#### Problem 1:
Output, word for word, the part of the blog excerpt below that opens with the words containing "I'll go a step" and closes with "just not true.".
#### Problem 2:
Answer the following questions using the blog excerpt below:
(a) Who at NRO is said to be saying something the writer has thought for a long time?
(b) On which program did Sen. Kay Bailey Hutchison take part in a discussion of energy?
(c) How long a window may a barrel require for the most remote locations without prior infrastructure support?

== Source

Ultra-deepwater fields might produce in 3-5 years. For the most remote locations, without any prior infrastructure support, that barrel may require a 4-6 year window. I suggested 8 years and he said that he could not envision a situation where it would require more than 6 years to bring a barrel out of the ocean floor.

This is a complete deal-breaker for one of the Democrats' favorite talking points.

This is huge.

Monday, June 23, 2008

Defining Swiftboating Down

Byron York at NRO is saying something I've thought for a long time. People, particularly Democrats and the media (but I repeat myself), are misusing the term "swiftboating".

The original swiftboating was an attack from people who knew Kerry and had served with him in Vietnam. Now the term is synonymous with any attack whatsoever regardless of the source (or truth of the matter) and is used as a term of dismissal.

I'll go a step further than York does. Not only did the Swiftboat Vets for Truth have personal and special knowledge of John Kerry's service in Vietnam, it was Kerry's story that had to be changed much more than the Swiftboat Vets'. Memories that were "seared" (seared!) into John Kerry's noggin were just not true.

Sunday, June 22, 2008

Hutchison for Veep (?)

Sen. Kay Bailey Hutchison was on This Week on a "roundtable" discussion of energy.

She gets it. Making bold commitments to future production will bring down prices now. Production must be part of a broader picture that includes renewables. She made the case, and Rep. Markey looked foolish, hastily retreating to his talking points even after they had been dismissed.

====
== Provided material

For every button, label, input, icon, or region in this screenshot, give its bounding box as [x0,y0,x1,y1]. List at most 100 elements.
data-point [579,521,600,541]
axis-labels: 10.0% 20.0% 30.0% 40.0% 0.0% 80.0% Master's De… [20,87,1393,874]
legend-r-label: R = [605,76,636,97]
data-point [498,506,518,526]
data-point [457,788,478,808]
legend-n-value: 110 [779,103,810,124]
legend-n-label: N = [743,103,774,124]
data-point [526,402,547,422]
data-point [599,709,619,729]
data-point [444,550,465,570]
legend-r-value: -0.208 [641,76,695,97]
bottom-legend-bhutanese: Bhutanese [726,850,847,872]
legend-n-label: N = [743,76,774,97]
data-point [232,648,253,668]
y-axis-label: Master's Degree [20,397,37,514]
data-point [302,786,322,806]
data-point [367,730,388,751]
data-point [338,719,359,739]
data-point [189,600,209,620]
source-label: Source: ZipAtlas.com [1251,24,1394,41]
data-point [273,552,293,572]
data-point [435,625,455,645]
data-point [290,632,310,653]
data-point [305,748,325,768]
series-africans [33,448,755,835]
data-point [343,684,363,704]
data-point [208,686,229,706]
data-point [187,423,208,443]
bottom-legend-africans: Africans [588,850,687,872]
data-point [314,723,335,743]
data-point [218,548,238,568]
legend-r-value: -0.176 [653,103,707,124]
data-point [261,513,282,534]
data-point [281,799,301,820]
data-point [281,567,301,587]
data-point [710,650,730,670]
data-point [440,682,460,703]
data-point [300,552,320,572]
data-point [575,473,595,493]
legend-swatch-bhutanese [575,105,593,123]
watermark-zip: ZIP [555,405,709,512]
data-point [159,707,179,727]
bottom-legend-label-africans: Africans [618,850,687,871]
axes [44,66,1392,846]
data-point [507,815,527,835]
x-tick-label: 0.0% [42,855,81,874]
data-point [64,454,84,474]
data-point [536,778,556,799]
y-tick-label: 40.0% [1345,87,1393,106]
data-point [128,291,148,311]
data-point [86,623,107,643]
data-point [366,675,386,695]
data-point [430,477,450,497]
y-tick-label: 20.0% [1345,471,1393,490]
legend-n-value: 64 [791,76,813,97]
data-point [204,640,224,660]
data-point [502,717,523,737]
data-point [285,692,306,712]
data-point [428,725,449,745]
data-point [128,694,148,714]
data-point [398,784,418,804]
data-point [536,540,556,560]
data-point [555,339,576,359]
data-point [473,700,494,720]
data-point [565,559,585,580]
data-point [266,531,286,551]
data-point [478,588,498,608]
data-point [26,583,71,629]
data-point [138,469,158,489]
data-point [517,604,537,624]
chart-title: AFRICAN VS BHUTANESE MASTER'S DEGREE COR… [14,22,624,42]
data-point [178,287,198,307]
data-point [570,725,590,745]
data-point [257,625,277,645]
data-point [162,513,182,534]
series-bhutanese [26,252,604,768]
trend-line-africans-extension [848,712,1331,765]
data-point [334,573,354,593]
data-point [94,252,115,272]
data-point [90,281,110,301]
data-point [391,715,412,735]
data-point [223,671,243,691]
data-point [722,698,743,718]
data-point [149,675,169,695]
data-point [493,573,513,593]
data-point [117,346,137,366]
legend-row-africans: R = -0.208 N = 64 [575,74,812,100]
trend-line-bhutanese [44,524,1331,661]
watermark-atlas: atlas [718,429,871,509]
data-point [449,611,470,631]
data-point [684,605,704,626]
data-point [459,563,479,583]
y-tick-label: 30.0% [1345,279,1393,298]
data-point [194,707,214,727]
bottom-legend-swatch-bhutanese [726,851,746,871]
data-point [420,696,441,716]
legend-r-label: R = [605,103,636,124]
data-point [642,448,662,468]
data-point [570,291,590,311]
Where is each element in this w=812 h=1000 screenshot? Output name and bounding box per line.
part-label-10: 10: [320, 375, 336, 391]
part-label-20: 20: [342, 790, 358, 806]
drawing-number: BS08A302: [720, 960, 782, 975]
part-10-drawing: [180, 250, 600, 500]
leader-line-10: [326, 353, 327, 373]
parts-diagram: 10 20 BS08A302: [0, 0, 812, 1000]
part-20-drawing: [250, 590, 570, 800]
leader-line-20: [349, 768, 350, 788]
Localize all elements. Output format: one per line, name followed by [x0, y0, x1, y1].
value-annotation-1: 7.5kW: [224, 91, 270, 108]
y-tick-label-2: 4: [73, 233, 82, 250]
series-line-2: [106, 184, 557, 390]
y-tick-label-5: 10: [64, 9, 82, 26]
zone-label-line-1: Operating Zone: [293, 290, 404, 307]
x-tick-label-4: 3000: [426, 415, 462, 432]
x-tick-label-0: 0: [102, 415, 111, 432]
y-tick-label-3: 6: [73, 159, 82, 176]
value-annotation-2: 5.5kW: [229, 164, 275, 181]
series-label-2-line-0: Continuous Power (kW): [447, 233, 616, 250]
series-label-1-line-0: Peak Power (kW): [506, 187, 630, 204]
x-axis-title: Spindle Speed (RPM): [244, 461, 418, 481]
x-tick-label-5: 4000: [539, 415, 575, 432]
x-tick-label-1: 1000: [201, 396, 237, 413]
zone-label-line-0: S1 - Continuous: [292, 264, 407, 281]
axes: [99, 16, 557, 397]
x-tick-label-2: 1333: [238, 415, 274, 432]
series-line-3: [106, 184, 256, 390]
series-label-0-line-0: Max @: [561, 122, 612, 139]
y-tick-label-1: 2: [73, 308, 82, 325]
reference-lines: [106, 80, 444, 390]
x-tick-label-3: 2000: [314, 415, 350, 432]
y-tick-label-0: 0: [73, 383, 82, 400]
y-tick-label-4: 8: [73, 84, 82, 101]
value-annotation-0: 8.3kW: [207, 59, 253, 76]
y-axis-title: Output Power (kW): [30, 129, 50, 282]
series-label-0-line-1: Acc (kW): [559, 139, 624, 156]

====

#### Correct output 1:
I'll go a step further than York does. Not only did the Swiftboat Vets for Truth have personal and special knowledge of John Kerry's service in Vietnam, it was Kerry's story that had to be changed much more than the Swiftboat Vets'. Memories that were "seared" (seared!) into John Kerry's noggin were just not true.

#### Correct output 2:
(a) Byron York
(b) This Week
(c) 4-6 years